GIVEN INSTRUCTION:
In the entries below, find every line holding the string "artistes" and collect it.

Dataset entries:
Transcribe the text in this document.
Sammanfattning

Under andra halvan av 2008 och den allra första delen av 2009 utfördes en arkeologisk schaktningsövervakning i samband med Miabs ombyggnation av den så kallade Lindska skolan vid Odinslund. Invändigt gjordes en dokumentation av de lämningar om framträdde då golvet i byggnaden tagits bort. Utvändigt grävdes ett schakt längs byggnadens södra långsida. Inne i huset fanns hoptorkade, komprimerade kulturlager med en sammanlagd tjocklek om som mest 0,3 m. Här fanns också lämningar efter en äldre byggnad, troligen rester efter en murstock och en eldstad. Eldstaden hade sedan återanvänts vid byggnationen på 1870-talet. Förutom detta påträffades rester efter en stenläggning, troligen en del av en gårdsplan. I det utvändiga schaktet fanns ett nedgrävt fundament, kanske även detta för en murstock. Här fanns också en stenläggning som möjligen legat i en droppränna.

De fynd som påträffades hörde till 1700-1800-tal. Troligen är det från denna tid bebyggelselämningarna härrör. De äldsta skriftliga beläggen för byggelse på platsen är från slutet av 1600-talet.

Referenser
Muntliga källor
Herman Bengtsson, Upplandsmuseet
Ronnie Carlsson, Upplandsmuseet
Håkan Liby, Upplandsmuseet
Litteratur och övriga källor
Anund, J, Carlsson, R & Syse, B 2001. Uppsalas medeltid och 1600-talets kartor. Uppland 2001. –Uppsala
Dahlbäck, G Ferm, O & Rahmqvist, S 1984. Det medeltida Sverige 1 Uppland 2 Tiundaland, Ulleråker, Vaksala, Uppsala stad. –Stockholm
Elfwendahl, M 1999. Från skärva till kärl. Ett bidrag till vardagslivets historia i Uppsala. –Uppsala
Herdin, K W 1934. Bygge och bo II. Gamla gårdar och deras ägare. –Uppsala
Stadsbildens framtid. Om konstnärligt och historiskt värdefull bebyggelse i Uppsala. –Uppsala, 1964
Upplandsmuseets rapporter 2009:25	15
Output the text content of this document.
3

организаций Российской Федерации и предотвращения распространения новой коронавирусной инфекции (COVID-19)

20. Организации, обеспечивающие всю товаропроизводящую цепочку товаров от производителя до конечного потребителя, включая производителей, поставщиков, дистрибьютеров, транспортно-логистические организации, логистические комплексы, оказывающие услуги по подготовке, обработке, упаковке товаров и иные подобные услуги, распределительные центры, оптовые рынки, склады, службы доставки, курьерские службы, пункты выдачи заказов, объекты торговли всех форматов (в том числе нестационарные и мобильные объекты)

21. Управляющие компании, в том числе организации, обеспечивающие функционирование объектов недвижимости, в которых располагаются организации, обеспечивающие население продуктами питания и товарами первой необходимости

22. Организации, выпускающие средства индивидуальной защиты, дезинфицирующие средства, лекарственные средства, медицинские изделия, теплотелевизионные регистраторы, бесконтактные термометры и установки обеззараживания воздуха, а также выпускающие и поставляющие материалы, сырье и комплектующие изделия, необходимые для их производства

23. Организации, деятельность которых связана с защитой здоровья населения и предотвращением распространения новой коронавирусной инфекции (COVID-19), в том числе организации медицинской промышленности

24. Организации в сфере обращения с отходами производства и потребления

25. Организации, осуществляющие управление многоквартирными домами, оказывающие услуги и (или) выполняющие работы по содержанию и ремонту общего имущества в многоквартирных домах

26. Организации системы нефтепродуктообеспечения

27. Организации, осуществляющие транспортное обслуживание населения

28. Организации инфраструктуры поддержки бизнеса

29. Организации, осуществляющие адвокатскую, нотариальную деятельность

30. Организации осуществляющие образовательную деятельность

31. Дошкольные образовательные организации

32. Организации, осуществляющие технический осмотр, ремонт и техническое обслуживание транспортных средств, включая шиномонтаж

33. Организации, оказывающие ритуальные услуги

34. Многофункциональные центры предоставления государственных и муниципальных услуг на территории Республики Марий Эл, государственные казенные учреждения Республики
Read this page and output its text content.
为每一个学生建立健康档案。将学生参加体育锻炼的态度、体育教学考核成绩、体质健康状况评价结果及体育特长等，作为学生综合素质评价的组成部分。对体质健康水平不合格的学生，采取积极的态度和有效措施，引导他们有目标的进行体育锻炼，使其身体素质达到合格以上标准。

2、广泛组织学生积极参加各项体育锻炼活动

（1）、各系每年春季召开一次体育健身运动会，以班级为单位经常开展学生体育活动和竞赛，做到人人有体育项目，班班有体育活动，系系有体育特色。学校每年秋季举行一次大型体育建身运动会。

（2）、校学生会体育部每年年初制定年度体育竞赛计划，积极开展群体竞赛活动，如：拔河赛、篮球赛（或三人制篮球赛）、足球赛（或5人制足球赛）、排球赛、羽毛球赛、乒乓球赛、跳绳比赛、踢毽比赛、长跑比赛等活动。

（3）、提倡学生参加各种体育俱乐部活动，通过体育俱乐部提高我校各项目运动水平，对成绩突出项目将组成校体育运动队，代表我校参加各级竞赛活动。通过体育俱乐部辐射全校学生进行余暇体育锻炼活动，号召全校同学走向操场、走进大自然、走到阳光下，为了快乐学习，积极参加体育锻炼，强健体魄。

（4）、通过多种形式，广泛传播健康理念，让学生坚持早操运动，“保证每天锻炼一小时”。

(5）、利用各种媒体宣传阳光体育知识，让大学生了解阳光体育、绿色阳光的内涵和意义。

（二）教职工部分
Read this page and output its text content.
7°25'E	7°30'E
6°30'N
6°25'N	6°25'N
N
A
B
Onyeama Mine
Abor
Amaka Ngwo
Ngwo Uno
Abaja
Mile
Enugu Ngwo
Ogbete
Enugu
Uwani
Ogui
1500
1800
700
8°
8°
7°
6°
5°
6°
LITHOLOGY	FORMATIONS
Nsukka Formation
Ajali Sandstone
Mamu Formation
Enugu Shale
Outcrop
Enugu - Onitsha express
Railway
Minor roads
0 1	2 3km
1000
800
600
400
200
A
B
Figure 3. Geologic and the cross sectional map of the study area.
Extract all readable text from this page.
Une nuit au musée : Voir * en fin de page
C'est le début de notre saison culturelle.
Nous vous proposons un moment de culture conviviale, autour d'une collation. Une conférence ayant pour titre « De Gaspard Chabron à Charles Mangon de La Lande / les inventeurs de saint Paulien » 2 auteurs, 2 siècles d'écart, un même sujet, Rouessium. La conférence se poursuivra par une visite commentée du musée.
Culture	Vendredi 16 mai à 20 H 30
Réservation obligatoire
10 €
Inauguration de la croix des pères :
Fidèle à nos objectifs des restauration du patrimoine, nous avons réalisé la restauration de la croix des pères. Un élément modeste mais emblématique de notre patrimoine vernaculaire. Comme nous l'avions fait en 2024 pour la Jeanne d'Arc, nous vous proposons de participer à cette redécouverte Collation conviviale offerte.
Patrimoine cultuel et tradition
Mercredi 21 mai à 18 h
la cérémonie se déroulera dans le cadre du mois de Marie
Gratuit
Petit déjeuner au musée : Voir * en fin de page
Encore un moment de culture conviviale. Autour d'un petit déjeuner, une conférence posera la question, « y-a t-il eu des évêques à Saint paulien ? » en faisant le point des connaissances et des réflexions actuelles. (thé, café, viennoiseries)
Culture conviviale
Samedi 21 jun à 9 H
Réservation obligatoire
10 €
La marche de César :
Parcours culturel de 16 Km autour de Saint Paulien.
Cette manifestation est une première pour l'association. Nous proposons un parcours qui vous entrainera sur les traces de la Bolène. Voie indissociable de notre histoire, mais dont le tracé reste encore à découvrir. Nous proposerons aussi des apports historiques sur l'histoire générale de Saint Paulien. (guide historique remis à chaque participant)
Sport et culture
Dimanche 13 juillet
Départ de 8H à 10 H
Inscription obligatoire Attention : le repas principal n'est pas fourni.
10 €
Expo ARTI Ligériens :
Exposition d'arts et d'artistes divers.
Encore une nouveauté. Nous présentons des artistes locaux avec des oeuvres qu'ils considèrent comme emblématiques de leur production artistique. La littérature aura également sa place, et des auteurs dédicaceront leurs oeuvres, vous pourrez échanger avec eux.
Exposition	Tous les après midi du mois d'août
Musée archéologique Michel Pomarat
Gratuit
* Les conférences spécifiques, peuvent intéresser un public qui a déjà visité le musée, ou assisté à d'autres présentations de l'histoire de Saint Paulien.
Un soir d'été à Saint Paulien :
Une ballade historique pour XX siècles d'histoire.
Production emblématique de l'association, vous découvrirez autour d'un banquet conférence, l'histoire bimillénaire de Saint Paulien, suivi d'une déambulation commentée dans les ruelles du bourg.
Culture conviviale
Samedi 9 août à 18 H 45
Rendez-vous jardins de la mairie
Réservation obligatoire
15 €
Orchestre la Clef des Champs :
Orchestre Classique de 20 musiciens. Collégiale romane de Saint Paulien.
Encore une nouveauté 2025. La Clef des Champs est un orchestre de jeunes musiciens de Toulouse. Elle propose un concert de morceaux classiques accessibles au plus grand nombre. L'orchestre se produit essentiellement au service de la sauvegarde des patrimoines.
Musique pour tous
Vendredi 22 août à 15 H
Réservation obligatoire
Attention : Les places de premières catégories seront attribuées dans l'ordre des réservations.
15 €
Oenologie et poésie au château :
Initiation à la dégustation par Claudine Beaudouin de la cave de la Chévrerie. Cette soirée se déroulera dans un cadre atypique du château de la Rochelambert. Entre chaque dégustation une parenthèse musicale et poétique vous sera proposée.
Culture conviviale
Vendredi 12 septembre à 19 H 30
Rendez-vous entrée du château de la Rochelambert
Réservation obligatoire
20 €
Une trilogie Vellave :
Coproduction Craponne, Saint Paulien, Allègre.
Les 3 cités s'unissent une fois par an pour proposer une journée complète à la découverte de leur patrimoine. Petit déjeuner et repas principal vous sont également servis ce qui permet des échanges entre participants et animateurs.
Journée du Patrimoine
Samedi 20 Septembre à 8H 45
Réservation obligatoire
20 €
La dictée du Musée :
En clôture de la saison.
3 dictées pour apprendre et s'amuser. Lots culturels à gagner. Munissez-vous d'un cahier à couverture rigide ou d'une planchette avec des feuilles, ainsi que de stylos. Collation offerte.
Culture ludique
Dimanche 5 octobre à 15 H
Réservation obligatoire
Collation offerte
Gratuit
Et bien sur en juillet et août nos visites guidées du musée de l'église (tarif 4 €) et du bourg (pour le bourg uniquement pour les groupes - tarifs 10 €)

COMPLETE RESPONSE:
Exposition d'arts et d'artistes divers.
Encore une nouveauté. Nous présentons des artistes locaux avec des oeuvres qu'ils considèrent comme emblématiques de leur production artistique. La littérature aura également sa place, et des auteurs dédicaceront leurs oeuvres, vous pourrez échanger avec eux.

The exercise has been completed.